• [TASK DIRECTIONS]
Wherever "screenshot" appears in a line, list that line.

[Records from a collection]
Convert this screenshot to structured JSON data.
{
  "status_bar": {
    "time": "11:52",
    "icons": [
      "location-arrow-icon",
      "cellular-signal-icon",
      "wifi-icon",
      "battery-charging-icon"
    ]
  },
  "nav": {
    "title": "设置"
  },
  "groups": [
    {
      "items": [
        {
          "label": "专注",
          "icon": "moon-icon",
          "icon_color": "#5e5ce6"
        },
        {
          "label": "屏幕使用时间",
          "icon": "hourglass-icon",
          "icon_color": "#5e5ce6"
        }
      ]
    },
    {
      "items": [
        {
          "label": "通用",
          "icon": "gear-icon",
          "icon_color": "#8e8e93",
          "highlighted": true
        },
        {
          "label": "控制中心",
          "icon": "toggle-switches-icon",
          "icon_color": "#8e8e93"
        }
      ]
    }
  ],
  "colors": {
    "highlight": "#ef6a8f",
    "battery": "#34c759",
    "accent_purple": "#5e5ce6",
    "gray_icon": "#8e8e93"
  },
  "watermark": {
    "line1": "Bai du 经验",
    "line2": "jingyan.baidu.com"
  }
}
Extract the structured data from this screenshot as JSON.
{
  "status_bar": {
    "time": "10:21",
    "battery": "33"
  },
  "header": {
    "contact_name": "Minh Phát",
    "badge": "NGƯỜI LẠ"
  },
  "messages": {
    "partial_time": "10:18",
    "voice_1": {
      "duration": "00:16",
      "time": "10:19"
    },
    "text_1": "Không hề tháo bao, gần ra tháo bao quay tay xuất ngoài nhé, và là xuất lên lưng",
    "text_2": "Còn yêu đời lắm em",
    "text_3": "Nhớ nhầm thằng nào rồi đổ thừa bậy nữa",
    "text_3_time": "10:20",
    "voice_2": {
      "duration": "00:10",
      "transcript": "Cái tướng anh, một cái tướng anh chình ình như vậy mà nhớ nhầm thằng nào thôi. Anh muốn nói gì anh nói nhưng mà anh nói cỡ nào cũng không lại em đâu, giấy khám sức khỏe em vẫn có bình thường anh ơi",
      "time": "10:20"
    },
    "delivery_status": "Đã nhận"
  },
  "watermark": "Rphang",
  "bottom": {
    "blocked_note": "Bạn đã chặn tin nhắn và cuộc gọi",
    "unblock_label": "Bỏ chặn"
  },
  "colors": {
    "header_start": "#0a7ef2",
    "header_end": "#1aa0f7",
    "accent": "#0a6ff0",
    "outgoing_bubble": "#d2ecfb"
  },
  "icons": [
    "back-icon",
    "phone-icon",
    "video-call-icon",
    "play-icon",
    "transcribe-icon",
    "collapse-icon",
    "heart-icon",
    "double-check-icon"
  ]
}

• [RESPONSE TO THE TASK]
Convert this screenshot to structured JSON data.
Extract the structured data from this screenshot as JSON.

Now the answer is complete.